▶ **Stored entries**
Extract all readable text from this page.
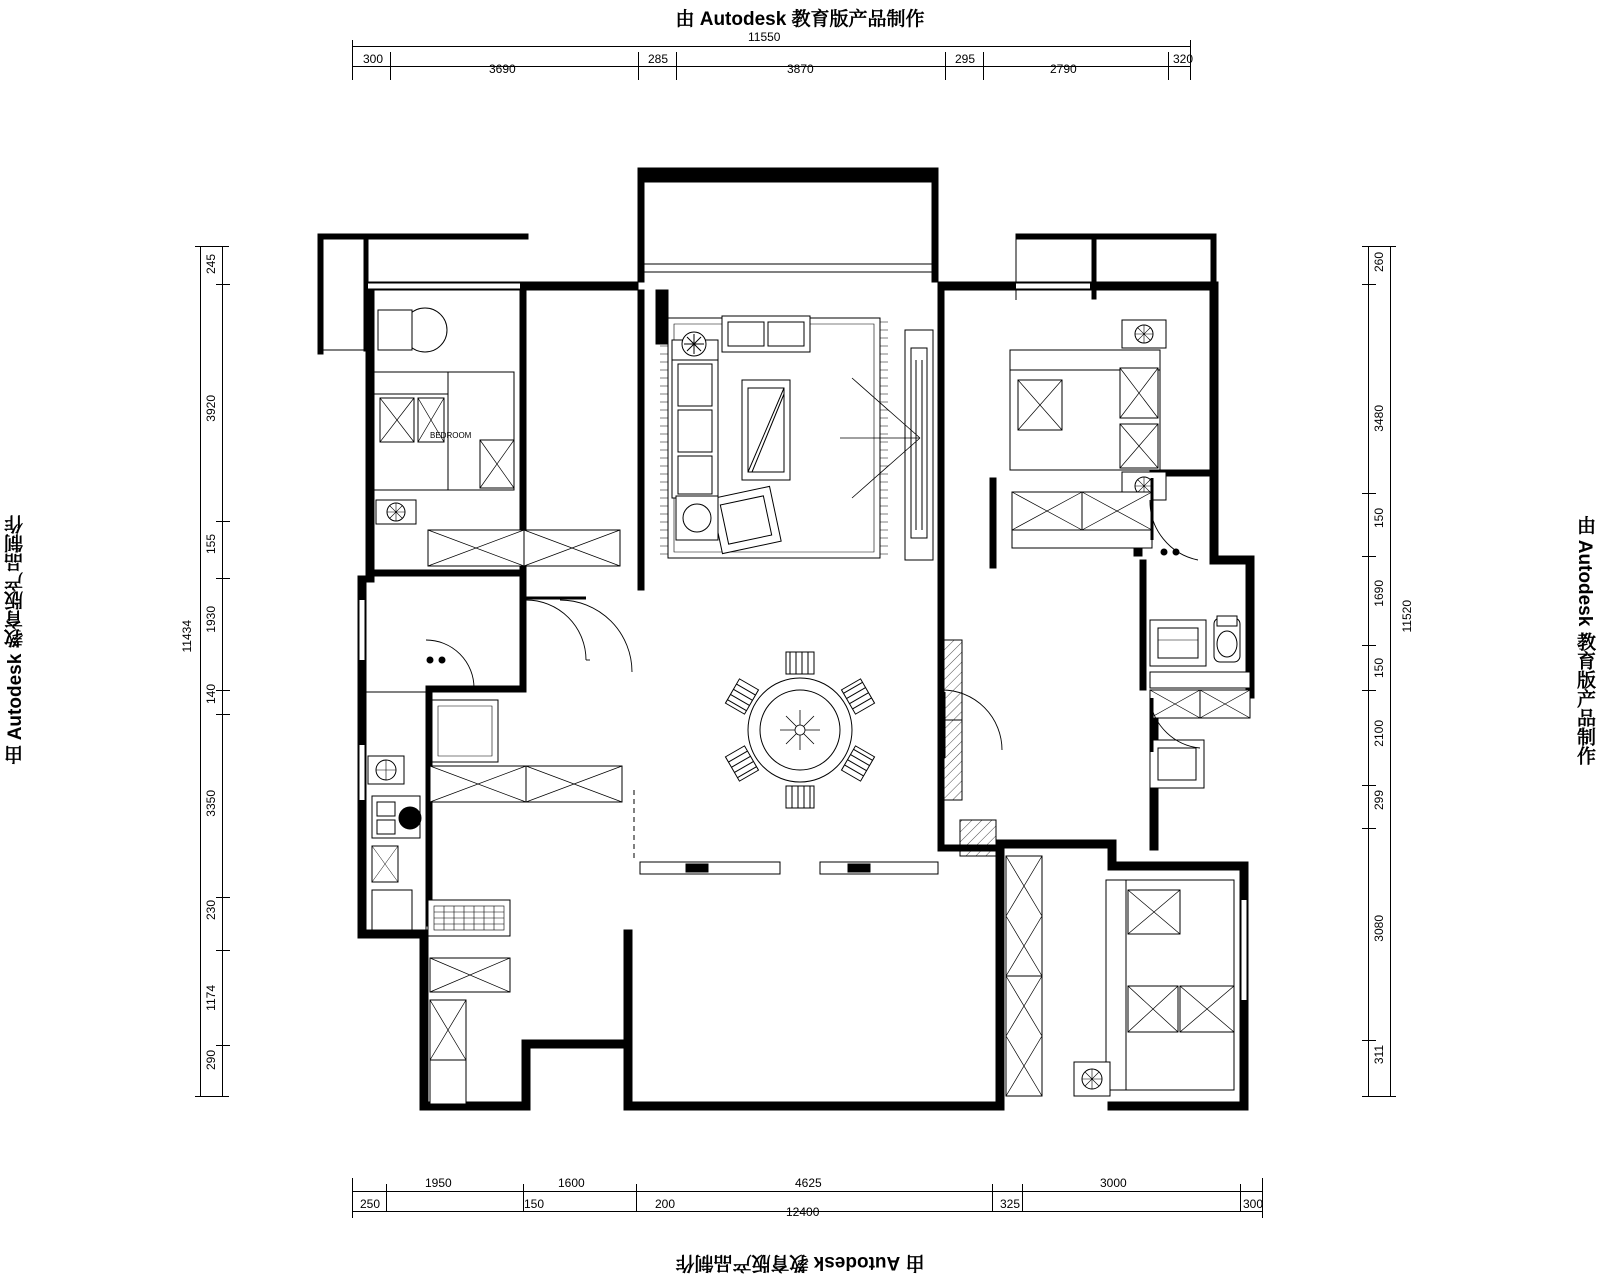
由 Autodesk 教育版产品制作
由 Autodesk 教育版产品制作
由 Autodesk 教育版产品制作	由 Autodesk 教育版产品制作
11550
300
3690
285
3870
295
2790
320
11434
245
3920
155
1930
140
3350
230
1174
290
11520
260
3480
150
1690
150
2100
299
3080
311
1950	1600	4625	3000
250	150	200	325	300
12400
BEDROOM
--
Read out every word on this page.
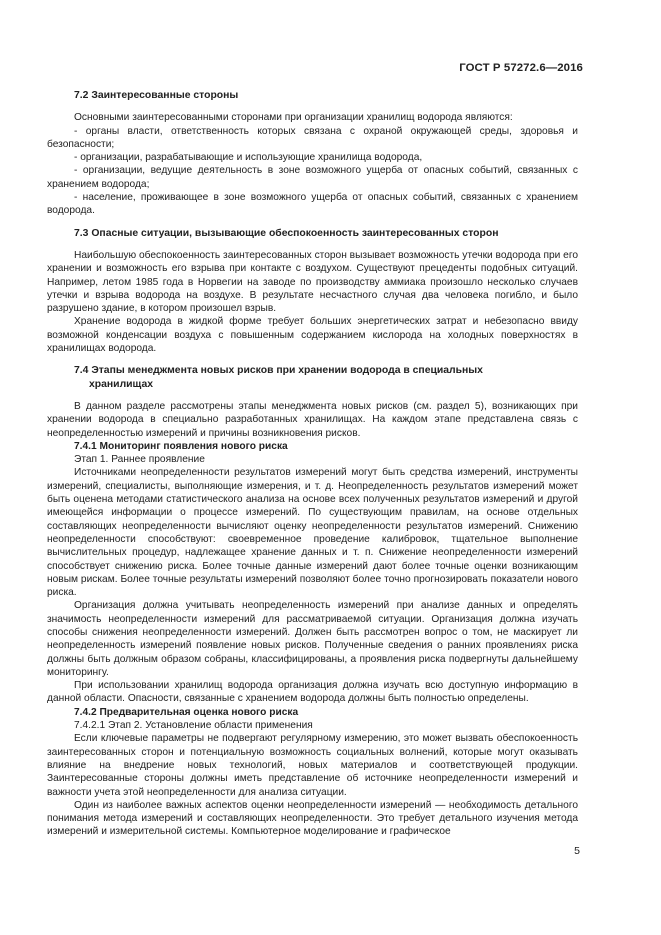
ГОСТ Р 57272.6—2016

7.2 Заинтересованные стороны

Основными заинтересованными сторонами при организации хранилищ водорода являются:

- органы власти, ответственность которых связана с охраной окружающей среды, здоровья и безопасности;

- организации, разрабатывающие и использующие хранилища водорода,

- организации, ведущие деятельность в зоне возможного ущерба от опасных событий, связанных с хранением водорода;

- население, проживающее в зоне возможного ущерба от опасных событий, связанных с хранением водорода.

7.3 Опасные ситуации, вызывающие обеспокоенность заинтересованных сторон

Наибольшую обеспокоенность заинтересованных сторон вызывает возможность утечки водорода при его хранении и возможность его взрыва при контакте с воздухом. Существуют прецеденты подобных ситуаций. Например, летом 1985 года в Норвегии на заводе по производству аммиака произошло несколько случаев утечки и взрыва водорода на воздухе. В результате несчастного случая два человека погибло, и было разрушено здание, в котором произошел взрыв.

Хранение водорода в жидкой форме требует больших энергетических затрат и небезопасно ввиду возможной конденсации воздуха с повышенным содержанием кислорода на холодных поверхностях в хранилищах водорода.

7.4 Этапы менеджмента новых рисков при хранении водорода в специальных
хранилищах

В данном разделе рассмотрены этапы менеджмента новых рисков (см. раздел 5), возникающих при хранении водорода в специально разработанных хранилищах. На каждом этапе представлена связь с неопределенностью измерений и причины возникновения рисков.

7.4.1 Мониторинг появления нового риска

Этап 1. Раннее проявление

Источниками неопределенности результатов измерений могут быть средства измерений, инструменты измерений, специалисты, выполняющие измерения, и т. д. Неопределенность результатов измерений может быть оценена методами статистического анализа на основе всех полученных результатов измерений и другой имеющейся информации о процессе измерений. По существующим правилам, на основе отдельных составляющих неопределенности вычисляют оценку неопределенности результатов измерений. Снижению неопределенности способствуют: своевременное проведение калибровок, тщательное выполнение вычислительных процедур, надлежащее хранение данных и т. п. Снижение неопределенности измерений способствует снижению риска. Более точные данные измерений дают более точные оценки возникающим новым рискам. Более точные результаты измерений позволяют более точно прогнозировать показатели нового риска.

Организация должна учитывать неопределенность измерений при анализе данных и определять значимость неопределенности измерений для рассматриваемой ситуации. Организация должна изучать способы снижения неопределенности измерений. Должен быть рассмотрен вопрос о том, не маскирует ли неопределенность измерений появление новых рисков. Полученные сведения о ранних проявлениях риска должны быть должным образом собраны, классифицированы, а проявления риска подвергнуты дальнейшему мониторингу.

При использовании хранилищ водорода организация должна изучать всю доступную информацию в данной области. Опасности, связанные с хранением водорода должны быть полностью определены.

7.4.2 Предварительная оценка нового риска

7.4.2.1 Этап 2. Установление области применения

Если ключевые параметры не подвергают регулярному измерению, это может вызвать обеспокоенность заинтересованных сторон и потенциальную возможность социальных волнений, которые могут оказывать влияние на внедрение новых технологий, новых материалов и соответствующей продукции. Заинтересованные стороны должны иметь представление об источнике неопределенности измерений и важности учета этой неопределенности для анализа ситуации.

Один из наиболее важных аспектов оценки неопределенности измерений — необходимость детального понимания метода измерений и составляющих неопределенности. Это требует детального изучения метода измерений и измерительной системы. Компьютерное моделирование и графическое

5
...
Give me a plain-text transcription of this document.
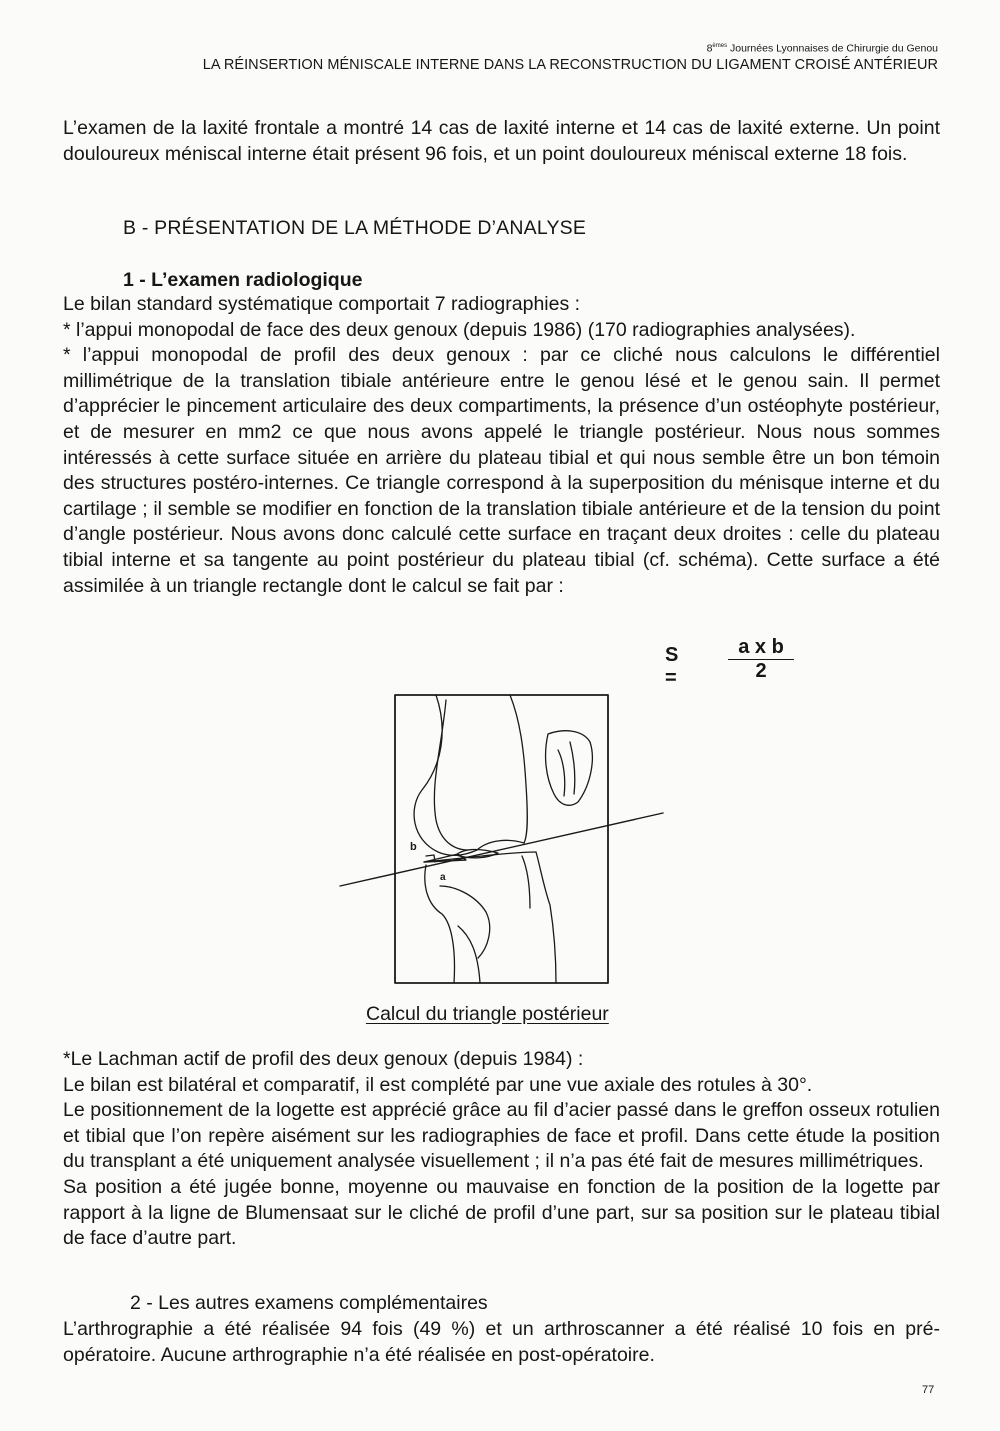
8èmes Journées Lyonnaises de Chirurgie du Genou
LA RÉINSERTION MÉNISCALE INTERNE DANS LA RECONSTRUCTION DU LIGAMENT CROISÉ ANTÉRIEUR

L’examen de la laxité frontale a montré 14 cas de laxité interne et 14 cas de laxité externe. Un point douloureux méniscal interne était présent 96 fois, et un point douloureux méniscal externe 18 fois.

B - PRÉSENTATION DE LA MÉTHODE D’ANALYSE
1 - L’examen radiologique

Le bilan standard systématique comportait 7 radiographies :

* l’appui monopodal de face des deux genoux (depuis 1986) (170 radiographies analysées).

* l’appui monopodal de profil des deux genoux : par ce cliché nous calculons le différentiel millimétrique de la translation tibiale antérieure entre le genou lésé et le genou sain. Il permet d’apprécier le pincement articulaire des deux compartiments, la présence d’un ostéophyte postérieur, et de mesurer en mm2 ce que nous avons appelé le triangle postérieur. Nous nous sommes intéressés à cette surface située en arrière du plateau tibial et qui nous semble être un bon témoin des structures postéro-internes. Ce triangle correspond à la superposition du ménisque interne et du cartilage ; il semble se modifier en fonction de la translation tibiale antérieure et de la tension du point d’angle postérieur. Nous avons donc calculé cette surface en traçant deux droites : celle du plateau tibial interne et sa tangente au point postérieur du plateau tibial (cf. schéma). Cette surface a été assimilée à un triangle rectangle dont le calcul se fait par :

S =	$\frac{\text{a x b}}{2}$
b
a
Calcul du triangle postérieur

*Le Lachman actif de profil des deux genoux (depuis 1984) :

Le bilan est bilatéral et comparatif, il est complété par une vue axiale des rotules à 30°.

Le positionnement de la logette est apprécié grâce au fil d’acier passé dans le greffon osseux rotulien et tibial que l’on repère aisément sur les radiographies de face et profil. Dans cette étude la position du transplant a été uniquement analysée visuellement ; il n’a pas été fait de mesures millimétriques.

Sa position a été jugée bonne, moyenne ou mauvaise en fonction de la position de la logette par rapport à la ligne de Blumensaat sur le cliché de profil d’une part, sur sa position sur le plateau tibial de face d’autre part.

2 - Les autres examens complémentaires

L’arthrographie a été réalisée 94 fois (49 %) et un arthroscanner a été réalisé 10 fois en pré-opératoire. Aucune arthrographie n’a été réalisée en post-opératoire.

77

▶ **What to work on**
Copy out every line of the listing that includes the string "стороны".

▶ **Solution**
7.2 Заинтересованные стороны
Если ключевые параметры не подвергают регулярному измерению, это может вызвать обеспокоенность заинтересованных сторон и потенциальную возможность социальных волнений, которые могут оказывать влияние на внедрение новых технологий, новых материалов и соответствующей продукции. Заинтересованные стороны должны иметь представление об источнике неопределенности измерений и важности учета этой неопределенности для анализа ситуации.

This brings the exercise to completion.